- _WHAT IS ASKED_
Check each line of the material below for "CORRELATION". Report how many have it, with no other words.

- _INFORMATION SUPPLIED_
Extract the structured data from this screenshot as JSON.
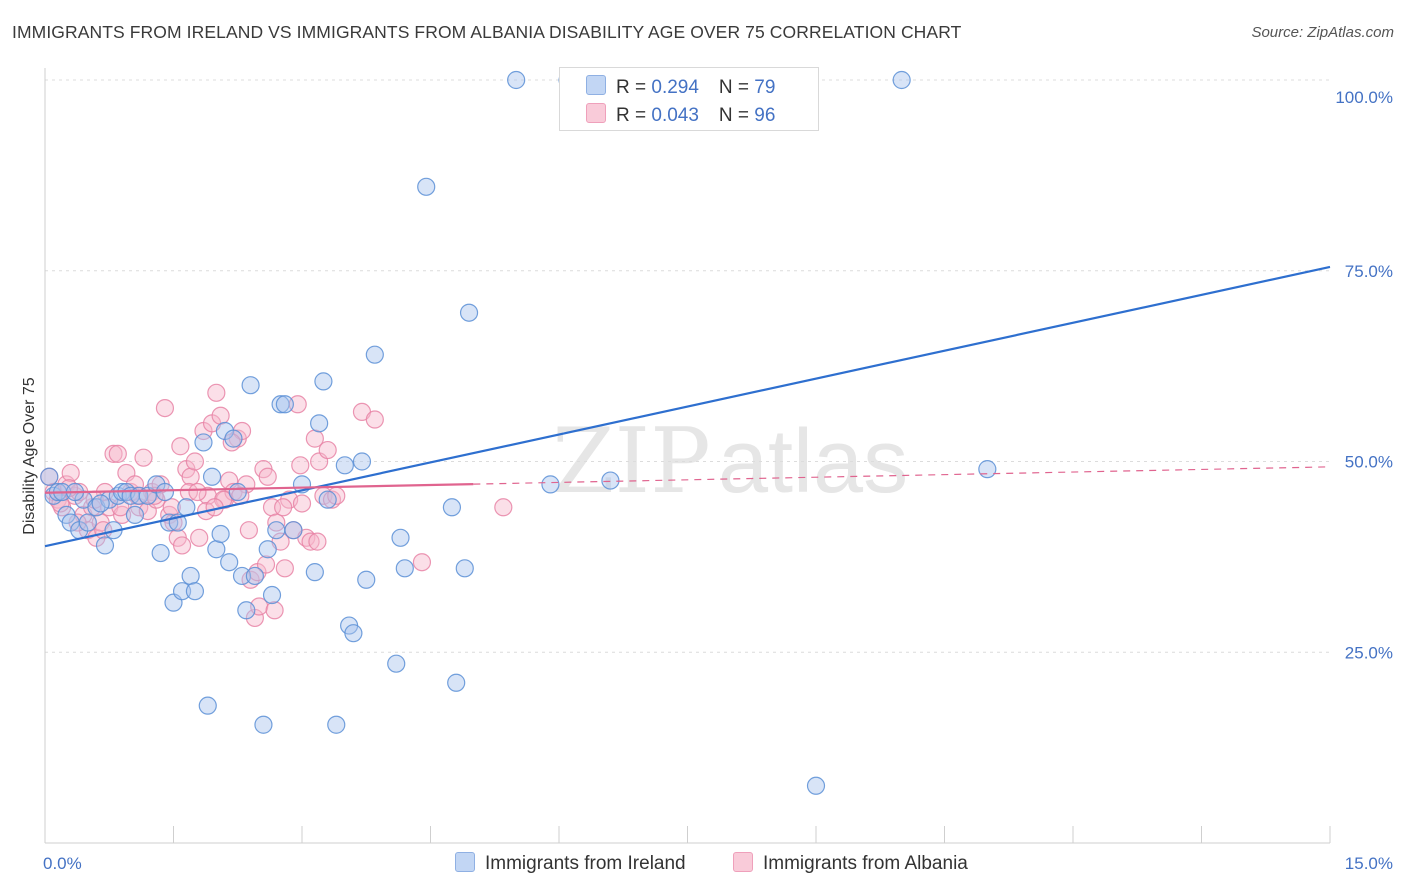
{
  "title": "IMMIGRANTS FROM IRELAND VS IMMIGRANTS FROM ALBANIA DISABILITY AGE OVER 75 CORRELATION CHART",
  "source": "Source: ZipAtlas.com",
  "watermark": {
    "zip": "ZIP",
    "atlas": "atlas"
  },
  "legend": {
    "ireland": {
      "r_label": "R = ",
      "r_value": "0.294",
      "n_label": "N = ",
      "n_value": "79"
    },
    "albania": {
      "r_label": "R = ",
      "r_value": "0.043",
      "n_label": "N = ",
      "n_value": "96"
    }
  },
  "colors": {
    "ireland_fill": "#a9c4ee",
    "ireland_stroke": "#5b8fd6",
    "ireland_line": "#2e6fcf",
    "albania_fill": "#f6b8cc",
    "albania_stroke": "#e884a6",
    "albania_line": "#e0648f"
  },
  "chart_data": {
    "type": "scatter",
    "title": "IMMIGRANTS FROM IRELAND VS IMMIGRANTS FROM ALBANIA DISABILITY AGE OVER 75 CORRELATION CHART",
    "xlabel": "",
    "ylabel": "Disability Age Over 75",
    "xlim": [
      0,
      15
    ],
    "ylim": [
      0,
      102
    ],
    "x_tick_labels": [
      "0.0%",
      "15.0%"
    ],
    "y_ticks": [
      25,
      50,
      75,
      100
    ],
    "y_tick_labels": [
      "25.0%",
      "50.0%",
      "75.0%",
      "100.0%"
    ],
    "grid": true,
    "series": [
      {
        "name": "Immigrants from Ireland",
        "points": [
          [
            0.05,
            48
          ],
          [
            0.1,
            45.5
          ],
          [
            0.15,
            46
          ],
          [
            0.2,
            46
          ],
          [
            0.25,
            43
          ],
          [
            0.3,
            42
          ],
          [
            0.4,
            41
          ],
          [
            0.45,
            45
          ],
          [
            0.5,
            42
          ],
          [
            0.6,
            44
          ],
          [
            0.7,
            39
          ],
          [
            0.75,
            45
          ],
          [
            0.8,
            41
          ],
          [
            0.85,
            45.5
          ],
          [
            0.9,
            46
          ],
          [
            0.95,
            46
          ],
          [
            1.0,
            45.5
          ],
          [
            1.05,
            43
          ],
          [
            1.1,
            45.5
          ],
          [
            1.2,
            45.5
          ],
          [
            1.3,
            47
          ],
          [
            1.35,
            38
          ],
          [
            1.45,
            42
          ],
          [
            1.5,
            31.5
          ],
          [
            1.55,
            42
          ],
          [
            1.6,
            33
          ],
          [
            1.65,
            44
          ],
          [
            1.7,
            35
          ],
          [
            1.75,
            33
          ],
          [
            1.85,
            52.5
          ],
          [
            1.9,
            18
          ],
          [
            1.95,
            48
          ],
          [
            2.0,
            38.5
          ],
          [
            2.05,
            40.5
          ],
          [
            2.1,
            54
          ],
          [
            2.15,
            36.8
          ],
          [
            2.2,
            53
          ],
          [
            2.25,
            46
          ],
          [
            2.3,
            35
          ],
          [
            2.35,
            30.5
          ],
          [
            2.4,
            60
          ],
          [
            2.45,
            35
          ],
          [
            2.55,
            15.5
          ],
          [
            2.6,
            38.5
          ],
          [
            2.65,
            32.5
          ],
          [
            2.7,
            41
          ],
          [
            2.75,
            57.5
          ],
          [
            2.8,
            57.5
          ],
          [
            2.9,
            41
          ],
          [
            3.0,
            47
          ],
          [
            3.15,
            35.5
          ],
          [
            3.2,
            55
          ],
          [
            3.25,
            60.5
          ],
          [
            3.3,
            45
          ],
          [
            3.5,
            49.5
          ],
          [
            3.55,
            28.5
          ],
          [
            3.6,
            27.5
          ],
          [
            3.7,
            50
          ],
          [
            3.75,
            34.5
          ],
          [
            3.85,
            64
          ],
          [
            4.1,
            23.5
          ],
          [
            4.15,
            40
          ],
          [
            4.2,
            36
          ],
          [
            4.45,
            86
          ],
          [
            4.75,
            44
          ],
          [
            4.8,
            21
          ],
          [
            4.9,
            36
          ],
          [
            4.95,
            69.5
          ],
          [
            5.5,
            100
          ],
          [
            5.9,
            47
          ],
          [
            6.1,
            100
          ],
          [
            6.6,
            47.5
          ],
          [
            10.0,
            100
          ],
          [
            11.0,
            49
          ],
          [
            0.35,
            46
          ],
          [
            1.4,
            46
          ],
          [
            0.65,
            44.5
          ],
          [
            3.4,
            15.5
          ],
          [
            9.0,
            7.5
          ]
        ]
      },
      {
        "name": "Immigrants from Albania",
        "points": [
          [
            0.05,
            48
          ],
          [
            0.1,
            46
          ],
          [
            0.15,
            45
          ],
          [
            0.2,
            44
          ],
          [
            0.25,
            47
          ],
          [
            0.3,
            48.5
          ],
          [
            0.35,
            45.5
          ],
          [
            0.4,
            46
          ],
          [
            0.45,
            43
          ],
          [
            0.5,
            41
          ],
          [
            0.55,
            44
          ],
          [
            0.6,
            40
          ],
          [
            0.65,
            42
          ],
          [
            0.7,
            46
          ],
          [
            0.75,
            44
          ],
          [
            0.8,
            51
          ],
          [
            0.85,
            51
          ],
          [
            0.9,
            43
          ],
          [
            0.95,
            48.5
          ],
          [
            1.0,
            46
          ],
          [
            1.05,
            47
          ],
          [
            1.1,
            44
          ],
          [
            1.15,
            50.5
          ],
          [
            1.2,
            43.5
          ],
          [
            1.25,
            46
          ],
          [
            1.3,
            45
          ],
          [
            1.35,
            47
          ],
          [
            1.4,
            57
          ],
          [
            1.45,
            43
          ],
          [
            1.5,
            42
          ],
          [
            1.55,
            40
          ],
          [
            1.6,
            39
          ],
          [
            1.65,
            49
          ],
          [
            1.7,
            48
          ],
          [
            1.75,
            50
          ],
          [
            1.8,
            40
          ],
          [
            1.85,
            54
          ],
          [
            1.9,
            45.5
          ],
          [
            1.95,
            55
          ],
          [
            2.0,
            59
          ],
          [
            2.05,
            56
          ],
          [
            2.1,
            45
          ],
          [
            2.15,
            47.5
          ],
          [
            2.2,
            46
          ],
          [
            2.25,
            53
          ],
          [
            2.3,
            54
          ],
          [
            2.35,
            47
          ],
          [
            2.4,
            34.5
          ],
          [
            2.45,
            29.5
          ],
          [
            2.5,
            31
          ],
          [
            2.55,
            49
          ],
          [
            2.6,
            48
          ],
          [
            2.65,
            44
          ],
          [
            2.7,
            42
          ],
          [
            2.75,
            39.5
          ],
          [
            2.8,
            36
          ],
          [
            2.85,
            45
          ],
          [
            2.9,
            41
          ],
          [
            2.95,
            57.5
          ],
          [
            3.0,
            44.5
          ],
          [
            3.05,
            40
          ],
          [
            3.1,
            39.5
          ],
          [
            3.15,
            53
          ],
          [
            3.2,
            50
          ],
          [
            3.25,
            45.5
          ],
          [
            3.3,
            51.5
          ],
          [
            3.35,
            45
          ],
          [
            3.4,
            45.5
          ],
          [
            3.7,
            56.5
          ],
          [
            3.85,
            55.5
          ],
          [
            4.4,
            36.8
          ],
          [
            5.35,
            44
          ],
          [
            0.18,
            44.5
          ],
          [
            0.28,
            46.5
          ],
          [
            0.38,
            42
          ],
          [
            0.58,
            45
          ],
          [
            0.68,
            41
          ],
          [
            0.88,
            44
          ],
          [
            1.08,
            45.5
          ],
          [
            1.28,
            45.5
          ],
          [
            1.48,
            44
          ],
          [
            1.68,
            46
          ],
          [
            1.88,
            43.5
          ],
          [
            2.08,
            45
          ],
          [
            2.28,
            45.5
          ],
          [
            2.48,
            35.5
          ],
          [
            2.68,
            30.5
          ],
          [
            1.58,
            52
          ],
          [
            1.78,
            46
          ],
          [
            1.98,
            44
          ],
          [
            2.18,
            52.5
          ],
          [
            2.38,
            41
          ],
          [
            2.58,
            36.5
          ],
          [
            2.78,
            44
          ],
          [
            2.98,
            49.5
          ],
          [
            3.18,
            39.5
          ]
        ]
      }
    ],
    "trend_lines": [
      {
        "series": "Immigrants from Ireland",
        "x": [
          0,
          15
        ],
        "y": [
          38.9,
          75.5
        ]
      },
      {
        "series": "Immigrants from Albania",
        "x": [
          0,
          15
        ],
        "y": [
          45.9,
          49.3
        ],
        "solid_until_x": 5.0
      }
    ],
    "legend_position": "top-center",
    "bottom_legend": [
      "Immigrants from Ireland",
      "Immigrants from Albania"
    ]
  }
}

- _CORRECT RESPONSE_
2